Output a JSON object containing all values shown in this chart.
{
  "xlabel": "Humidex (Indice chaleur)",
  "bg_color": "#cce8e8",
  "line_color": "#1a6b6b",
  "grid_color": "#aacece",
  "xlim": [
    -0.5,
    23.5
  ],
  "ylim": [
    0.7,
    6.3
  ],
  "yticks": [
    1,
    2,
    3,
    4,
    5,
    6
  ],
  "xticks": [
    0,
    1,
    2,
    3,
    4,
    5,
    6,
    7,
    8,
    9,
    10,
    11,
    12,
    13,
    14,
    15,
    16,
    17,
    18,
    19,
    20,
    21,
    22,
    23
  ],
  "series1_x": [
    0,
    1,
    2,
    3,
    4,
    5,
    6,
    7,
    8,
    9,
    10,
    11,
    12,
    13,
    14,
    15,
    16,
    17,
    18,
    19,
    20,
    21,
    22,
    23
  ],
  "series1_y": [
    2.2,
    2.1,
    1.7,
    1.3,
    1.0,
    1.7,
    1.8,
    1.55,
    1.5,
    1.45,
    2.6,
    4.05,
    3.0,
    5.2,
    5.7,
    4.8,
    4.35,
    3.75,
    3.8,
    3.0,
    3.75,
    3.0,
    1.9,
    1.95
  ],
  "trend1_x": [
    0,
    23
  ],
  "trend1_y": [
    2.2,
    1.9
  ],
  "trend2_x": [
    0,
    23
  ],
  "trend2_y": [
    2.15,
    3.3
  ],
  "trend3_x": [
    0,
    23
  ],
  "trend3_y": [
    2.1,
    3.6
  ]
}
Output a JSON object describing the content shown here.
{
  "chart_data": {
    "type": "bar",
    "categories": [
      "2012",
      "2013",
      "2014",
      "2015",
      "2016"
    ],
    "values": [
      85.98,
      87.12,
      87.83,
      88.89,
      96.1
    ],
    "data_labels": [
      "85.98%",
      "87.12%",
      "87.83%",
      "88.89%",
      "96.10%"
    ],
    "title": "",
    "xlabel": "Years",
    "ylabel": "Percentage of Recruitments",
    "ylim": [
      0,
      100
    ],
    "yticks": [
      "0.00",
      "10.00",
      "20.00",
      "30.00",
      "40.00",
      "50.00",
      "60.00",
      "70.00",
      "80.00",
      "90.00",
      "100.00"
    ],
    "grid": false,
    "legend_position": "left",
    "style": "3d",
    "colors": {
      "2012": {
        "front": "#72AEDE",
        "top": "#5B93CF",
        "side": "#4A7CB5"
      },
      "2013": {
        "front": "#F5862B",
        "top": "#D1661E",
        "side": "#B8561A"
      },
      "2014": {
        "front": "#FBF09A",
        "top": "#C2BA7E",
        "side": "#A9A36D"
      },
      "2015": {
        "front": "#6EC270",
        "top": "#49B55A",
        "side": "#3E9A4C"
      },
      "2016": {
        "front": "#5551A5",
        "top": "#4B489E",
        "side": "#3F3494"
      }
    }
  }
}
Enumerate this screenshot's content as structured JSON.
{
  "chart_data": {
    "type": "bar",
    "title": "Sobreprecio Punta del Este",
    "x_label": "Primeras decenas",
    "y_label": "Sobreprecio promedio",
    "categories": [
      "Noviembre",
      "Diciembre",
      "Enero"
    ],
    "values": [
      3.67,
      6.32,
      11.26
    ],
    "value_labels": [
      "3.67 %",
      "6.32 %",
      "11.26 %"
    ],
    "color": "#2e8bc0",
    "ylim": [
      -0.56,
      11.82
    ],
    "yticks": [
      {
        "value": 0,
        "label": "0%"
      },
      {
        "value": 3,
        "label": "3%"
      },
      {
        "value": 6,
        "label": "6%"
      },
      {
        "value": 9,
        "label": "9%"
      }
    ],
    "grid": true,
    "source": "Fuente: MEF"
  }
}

◇ ◇ ◇ ◇ ◇ ◇ ◇

> EXERCISE REQUIREMENTS: How many lines of the data hold the string "object"? Reply with the number alone.

> EXERCISE OUTPUT: 2